*Given request*
Copy nothing but the text: reproduce each line of the listing exactly and leave the pictures out.

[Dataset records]
+++++
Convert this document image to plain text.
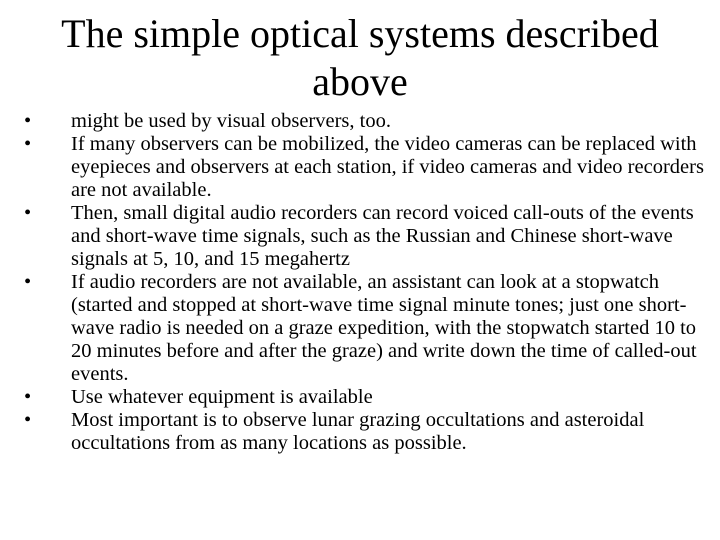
The simple optical systems described above
•	might be used by visual observers, too.
•	If many observers can be mobilized, the video cameras can be replaced with eyepieces and observers at each station, if video cameras and video recorders are not available.
•	Then, small digital audio recorders can record voiced call-outs of the events and short-wave time signals, such as the Russian and Chinese short-wave signals at 5, 10, and 15 megahertz
•	If audio recorders are not available, an assistant can look at a stopwatch (started and stopped at short-wave time signal minute tones; just one short-wave radio is needed on a graze expedition, with the stopwatch started 10 to 20 minutes before and after the graze) and write down the time of called-out events.
•	Use whatever equipment is available
•	Most important is to observe lunar grazing occultations and asteroidal occultations from as many locations as possible.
+++++
*Written response*
Convert this document image to plain text.
The simple optical systems described above
•	might be used by visual observers, too.
•	If many observers can be mobilized, the video cameras can be replaced with eyepieces and observers at each station, if video cameras and video recorders are not available.
•	Then, small digital audio recorders can record voiced call-outs of the events and short-wave time signals, such as the Russian and Chinese short-wave signals at 5, 10, and 15 megahertz
•	If audio recorders are not available, an assistant can look at a stopwatch (started and stopped at short-wave time signal minute tones; just one short-wave radio is needed on a graze expedition, with the stopwatch started 10 to 20 minutes before and after the graze) and write down the time of called-out events.
•	Use whatever equipment is available
•	Most important is to observe lunar grazing occultations and asteroidal occultations from as many locations as possible.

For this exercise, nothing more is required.